[Items from a figure collection]
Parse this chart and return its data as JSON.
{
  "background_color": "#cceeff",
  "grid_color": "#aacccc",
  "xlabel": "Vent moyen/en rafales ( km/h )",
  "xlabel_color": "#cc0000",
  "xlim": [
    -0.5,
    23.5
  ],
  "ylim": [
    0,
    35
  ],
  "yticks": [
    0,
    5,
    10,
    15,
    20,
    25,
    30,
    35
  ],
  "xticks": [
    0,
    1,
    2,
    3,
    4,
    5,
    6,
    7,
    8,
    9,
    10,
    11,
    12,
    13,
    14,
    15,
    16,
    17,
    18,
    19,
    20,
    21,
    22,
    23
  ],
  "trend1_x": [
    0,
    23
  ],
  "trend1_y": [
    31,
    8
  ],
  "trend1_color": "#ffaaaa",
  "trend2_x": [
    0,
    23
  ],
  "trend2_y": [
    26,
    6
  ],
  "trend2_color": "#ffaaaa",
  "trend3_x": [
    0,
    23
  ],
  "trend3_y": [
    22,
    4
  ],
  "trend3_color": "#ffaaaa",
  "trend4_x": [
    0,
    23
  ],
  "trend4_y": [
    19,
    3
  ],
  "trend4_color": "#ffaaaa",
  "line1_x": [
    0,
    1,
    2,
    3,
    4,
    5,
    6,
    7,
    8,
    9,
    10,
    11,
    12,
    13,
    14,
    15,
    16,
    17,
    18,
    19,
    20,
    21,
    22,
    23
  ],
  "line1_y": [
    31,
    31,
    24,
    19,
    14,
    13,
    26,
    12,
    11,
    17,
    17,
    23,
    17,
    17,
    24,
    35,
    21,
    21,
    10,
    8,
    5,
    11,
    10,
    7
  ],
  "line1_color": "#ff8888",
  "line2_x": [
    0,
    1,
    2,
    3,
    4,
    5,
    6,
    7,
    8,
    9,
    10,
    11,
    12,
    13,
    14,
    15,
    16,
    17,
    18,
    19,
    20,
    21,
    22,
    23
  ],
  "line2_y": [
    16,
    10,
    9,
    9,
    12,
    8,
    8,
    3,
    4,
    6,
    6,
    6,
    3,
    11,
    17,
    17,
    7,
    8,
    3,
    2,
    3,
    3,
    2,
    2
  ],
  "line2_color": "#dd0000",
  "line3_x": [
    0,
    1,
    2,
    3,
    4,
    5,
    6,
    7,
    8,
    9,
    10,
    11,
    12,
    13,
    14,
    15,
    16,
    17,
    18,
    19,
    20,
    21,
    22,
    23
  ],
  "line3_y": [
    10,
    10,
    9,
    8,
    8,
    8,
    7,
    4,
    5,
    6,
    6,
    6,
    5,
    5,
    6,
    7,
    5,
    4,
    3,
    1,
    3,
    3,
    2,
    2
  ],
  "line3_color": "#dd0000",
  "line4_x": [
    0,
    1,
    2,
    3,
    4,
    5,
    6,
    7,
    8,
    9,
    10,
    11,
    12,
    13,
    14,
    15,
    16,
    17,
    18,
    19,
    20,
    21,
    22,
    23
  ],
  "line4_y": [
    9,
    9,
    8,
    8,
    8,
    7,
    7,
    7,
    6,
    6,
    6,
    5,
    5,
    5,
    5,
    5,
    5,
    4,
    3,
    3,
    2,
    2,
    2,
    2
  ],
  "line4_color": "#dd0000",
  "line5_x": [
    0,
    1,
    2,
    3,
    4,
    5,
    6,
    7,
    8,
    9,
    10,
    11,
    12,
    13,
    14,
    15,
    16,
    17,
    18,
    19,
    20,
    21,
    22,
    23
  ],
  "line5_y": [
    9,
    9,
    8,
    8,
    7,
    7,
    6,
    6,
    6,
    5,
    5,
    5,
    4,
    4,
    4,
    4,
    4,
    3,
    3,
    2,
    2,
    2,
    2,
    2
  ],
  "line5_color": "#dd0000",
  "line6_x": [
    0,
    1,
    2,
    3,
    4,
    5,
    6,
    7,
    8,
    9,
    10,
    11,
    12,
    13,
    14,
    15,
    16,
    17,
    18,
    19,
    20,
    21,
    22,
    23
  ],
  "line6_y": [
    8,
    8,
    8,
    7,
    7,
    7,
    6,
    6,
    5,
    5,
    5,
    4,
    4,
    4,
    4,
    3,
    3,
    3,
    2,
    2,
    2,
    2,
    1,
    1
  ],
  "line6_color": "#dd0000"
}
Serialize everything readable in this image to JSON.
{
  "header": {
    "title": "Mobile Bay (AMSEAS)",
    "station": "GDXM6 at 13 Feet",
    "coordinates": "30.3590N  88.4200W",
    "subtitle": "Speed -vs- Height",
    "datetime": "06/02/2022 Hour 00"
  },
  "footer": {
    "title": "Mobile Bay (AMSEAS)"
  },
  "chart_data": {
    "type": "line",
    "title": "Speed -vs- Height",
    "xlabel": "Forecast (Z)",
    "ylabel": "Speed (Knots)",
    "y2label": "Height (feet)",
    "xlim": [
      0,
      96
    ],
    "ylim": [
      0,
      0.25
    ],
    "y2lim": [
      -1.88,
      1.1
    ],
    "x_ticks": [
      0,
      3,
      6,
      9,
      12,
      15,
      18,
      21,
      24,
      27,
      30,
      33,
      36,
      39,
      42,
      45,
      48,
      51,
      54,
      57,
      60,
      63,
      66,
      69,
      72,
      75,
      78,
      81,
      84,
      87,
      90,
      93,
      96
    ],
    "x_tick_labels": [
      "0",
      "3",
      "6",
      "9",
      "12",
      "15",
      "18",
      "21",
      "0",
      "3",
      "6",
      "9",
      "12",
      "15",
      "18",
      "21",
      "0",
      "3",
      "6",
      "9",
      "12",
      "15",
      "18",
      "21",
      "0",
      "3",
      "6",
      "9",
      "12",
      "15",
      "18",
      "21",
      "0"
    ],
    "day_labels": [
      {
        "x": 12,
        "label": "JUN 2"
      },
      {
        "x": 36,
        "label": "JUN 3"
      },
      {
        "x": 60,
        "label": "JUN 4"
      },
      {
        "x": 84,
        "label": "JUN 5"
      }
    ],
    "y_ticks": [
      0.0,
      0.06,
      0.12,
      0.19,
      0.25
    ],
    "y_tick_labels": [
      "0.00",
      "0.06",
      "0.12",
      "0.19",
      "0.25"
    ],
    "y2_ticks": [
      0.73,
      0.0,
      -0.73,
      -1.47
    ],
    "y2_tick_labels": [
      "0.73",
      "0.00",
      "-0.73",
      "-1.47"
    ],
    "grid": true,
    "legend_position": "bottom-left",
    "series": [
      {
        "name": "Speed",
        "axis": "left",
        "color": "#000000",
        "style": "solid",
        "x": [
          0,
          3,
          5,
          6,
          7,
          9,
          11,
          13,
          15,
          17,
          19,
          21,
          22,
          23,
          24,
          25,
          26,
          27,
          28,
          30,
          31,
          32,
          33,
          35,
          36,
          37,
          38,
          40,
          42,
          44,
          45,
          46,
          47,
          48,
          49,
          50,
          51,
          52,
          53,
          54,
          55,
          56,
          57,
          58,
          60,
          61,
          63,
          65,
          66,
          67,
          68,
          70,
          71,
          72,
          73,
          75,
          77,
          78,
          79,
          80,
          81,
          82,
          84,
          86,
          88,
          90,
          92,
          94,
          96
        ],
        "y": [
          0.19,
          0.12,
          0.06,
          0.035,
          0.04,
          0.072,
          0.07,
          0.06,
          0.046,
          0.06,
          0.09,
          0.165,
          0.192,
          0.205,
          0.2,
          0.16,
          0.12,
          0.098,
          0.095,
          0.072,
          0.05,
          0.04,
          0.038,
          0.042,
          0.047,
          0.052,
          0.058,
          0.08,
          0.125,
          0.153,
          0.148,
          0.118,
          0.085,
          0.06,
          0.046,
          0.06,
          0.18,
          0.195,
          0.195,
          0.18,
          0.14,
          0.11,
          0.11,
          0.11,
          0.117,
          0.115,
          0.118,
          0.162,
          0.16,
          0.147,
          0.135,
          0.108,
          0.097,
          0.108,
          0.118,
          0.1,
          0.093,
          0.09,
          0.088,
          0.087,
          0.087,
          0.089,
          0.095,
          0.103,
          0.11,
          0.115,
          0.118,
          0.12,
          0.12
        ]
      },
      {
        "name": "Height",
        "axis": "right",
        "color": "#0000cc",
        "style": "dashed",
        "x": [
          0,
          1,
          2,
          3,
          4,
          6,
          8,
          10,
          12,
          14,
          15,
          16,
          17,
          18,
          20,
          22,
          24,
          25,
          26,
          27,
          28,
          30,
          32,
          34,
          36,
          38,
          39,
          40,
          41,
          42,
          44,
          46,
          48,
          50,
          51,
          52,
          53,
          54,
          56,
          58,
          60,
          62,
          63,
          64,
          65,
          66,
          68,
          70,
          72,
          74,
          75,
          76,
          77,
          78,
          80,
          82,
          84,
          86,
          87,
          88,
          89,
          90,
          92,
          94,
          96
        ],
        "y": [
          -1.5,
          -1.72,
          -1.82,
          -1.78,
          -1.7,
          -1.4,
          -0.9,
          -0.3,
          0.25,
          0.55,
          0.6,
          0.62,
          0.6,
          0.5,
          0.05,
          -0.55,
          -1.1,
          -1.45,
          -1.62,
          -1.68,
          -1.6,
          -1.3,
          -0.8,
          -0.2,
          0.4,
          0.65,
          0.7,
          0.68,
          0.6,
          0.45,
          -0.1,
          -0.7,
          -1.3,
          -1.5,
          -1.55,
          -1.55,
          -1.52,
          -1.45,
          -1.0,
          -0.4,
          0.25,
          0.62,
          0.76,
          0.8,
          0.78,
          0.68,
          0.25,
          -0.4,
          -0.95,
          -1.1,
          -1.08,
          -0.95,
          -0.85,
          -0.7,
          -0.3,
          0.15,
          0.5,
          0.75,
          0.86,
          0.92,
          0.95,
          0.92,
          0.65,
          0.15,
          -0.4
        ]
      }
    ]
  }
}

TASK DETAILS:
Select all lines in the listing above where the word "Height" appears, and show them.

CORRECT ANSWER:
    "subtitle": "Speed -vs- Height",
    "title": "Speed -vs- Height",
    "y2label": "Height (feet)",
        "name": "Height",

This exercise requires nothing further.